[Stored data]
════════════════════
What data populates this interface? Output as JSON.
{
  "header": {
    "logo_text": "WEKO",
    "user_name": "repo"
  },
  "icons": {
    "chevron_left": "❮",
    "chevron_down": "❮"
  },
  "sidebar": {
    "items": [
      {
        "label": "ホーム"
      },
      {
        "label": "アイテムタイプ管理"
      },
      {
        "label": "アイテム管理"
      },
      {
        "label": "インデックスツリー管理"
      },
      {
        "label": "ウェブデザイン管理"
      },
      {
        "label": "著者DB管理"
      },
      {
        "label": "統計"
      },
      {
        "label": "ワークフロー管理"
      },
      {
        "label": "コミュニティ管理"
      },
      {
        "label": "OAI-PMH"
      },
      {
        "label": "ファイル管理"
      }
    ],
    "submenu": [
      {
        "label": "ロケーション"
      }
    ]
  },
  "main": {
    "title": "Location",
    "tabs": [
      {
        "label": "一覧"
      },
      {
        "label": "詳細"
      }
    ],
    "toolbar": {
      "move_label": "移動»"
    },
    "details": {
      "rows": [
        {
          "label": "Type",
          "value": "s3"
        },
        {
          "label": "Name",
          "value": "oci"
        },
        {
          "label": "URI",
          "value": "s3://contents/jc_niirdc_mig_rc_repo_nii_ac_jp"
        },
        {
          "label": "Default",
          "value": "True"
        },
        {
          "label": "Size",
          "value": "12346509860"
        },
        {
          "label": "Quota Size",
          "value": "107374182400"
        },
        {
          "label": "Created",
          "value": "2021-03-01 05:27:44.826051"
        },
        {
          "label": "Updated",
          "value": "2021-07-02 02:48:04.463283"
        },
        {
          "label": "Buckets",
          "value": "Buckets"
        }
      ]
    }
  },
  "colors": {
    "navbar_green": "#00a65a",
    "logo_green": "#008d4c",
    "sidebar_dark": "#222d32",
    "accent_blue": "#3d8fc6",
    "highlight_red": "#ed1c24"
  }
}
════════════════════
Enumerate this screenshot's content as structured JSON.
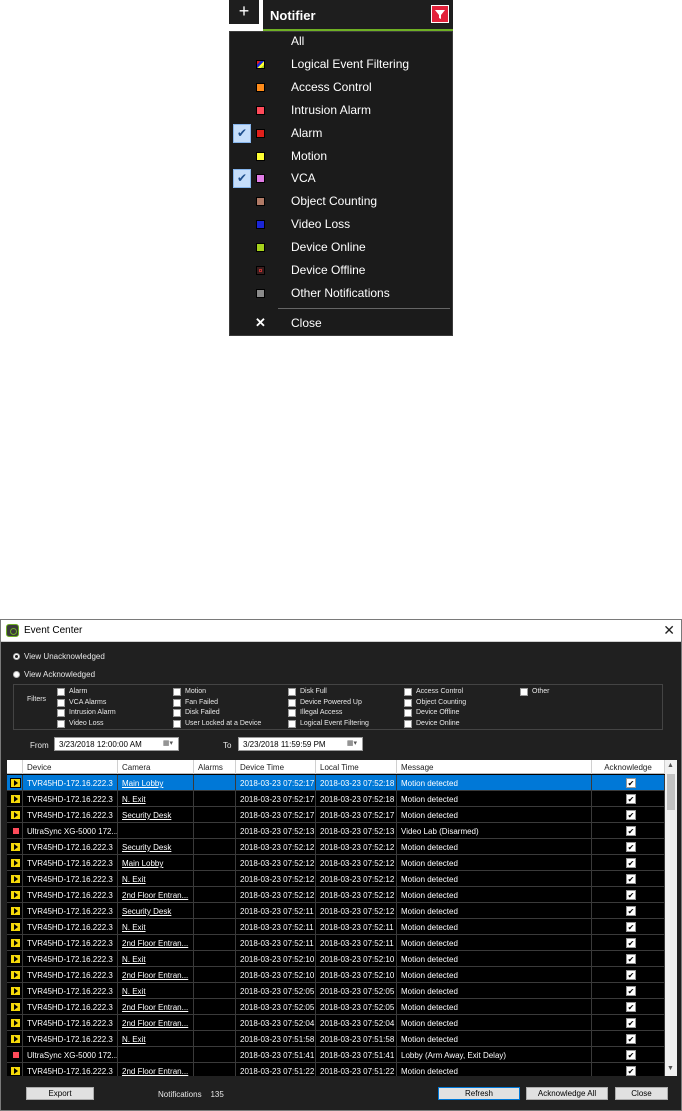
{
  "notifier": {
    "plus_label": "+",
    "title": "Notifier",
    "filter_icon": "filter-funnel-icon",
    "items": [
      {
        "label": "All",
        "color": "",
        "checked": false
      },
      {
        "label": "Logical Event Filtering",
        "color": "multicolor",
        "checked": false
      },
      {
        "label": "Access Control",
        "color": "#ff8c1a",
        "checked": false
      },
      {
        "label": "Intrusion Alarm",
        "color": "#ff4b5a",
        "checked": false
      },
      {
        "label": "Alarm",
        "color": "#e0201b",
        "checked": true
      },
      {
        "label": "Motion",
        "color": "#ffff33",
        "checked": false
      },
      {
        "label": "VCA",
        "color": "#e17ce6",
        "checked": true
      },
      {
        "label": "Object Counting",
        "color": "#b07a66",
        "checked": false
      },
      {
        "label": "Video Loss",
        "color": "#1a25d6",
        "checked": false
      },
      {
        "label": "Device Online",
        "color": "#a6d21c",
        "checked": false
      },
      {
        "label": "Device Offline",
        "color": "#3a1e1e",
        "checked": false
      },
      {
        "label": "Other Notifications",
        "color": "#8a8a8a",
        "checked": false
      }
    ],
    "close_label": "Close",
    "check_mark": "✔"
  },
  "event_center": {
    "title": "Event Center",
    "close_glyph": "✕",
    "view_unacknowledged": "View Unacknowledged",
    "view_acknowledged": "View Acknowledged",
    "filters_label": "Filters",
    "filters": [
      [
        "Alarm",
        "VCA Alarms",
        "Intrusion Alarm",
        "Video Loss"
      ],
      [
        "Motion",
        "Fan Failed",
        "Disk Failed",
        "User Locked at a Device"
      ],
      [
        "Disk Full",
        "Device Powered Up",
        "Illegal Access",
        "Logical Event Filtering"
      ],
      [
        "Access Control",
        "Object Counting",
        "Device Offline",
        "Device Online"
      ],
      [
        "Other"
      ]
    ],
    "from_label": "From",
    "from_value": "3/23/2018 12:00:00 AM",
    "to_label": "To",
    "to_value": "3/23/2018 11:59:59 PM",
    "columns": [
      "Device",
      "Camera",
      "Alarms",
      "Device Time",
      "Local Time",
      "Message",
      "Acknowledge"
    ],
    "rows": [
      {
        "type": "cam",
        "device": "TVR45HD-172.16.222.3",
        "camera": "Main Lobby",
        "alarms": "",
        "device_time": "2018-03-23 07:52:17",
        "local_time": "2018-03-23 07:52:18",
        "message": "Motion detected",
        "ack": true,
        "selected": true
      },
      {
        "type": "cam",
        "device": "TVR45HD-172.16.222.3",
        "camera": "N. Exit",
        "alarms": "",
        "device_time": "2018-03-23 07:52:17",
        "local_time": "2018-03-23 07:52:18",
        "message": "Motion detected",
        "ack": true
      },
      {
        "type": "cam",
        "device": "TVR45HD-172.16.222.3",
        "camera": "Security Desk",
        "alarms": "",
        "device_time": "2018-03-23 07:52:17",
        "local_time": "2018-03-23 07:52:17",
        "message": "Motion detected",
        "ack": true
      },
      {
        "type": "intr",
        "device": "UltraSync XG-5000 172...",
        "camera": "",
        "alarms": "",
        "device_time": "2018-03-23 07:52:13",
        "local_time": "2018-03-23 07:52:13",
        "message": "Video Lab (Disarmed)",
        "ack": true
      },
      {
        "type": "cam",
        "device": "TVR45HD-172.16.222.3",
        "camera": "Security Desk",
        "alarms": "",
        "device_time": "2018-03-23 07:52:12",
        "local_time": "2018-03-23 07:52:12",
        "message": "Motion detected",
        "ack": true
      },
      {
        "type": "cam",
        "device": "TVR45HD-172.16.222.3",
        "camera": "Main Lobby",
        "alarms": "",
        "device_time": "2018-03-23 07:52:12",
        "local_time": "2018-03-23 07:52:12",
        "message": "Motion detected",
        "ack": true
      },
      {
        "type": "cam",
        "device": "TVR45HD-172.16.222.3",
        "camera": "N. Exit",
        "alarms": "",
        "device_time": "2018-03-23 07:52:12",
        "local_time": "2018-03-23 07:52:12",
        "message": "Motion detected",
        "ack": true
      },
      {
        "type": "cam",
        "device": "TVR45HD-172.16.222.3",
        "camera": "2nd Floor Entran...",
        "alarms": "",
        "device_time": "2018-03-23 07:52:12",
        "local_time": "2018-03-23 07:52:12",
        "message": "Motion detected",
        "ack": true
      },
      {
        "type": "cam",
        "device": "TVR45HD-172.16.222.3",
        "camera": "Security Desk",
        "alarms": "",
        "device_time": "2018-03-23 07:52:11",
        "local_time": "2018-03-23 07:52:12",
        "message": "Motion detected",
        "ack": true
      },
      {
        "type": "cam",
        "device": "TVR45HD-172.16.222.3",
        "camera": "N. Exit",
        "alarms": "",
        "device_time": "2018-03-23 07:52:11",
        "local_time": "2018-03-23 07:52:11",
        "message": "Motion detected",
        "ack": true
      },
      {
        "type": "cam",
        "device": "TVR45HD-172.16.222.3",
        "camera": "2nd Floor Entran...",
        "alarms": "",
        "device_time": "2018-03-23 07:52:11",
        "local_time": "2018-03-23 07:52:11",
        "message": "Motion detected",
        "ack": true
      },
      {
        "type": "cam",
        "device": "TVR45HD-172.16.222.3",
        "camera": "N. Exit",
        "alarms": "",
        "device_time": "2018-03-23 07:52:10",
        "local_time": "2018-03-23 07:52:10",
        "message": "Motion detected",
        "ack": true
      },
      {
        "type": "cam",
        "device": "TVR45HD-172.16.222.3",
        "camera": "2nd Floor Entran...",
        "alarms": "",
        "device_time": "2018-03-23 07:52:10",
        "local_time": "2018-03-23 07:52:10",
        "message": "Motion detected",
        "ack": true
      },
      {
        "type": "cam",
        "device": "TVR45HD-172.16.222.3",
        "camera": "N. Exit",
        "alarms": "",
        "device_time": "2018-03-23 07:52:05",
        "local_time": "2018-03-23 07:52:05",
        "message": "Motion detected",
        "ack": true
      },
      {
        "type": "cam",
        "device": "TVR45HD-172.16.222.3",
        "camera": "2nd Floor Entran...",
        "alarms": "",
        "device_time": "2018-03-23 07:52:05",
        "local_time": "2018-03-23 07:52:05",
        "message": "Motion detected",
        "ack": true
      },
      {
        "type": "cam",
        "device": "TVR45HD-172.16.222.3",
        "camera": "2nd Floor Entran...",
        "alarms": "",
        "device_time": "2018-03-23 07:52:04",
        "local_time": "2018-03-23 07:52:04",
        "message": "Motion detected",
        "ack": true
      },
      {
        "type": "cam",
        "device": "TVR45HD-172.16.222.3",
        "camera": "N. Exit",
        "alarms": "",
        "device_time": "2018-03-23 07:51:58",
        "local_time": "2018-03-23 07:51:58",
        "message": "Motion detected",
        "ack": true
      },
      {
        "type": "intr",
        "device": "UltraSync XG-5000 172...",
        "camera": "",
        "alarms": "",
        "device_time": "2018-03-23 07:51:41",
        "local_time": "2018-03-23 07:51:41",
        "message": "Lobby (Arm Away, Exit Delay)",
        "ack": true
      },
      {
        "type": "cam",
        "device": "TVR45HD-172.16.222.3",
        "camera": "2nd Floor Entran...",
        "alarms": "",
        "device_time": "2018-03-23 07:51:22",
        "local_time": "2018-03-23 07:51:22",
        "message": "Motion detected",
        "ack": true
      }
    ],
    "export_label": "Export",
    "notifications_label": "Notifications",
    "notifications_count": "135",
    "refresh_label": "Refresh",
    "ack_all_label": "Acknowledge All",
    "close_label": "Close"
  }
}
════════════════════
» **Your instructions**:
Looking at the listing above, how many of its lines contain the string "Counting"? Give the number alone.

» **Solution to this task**:
2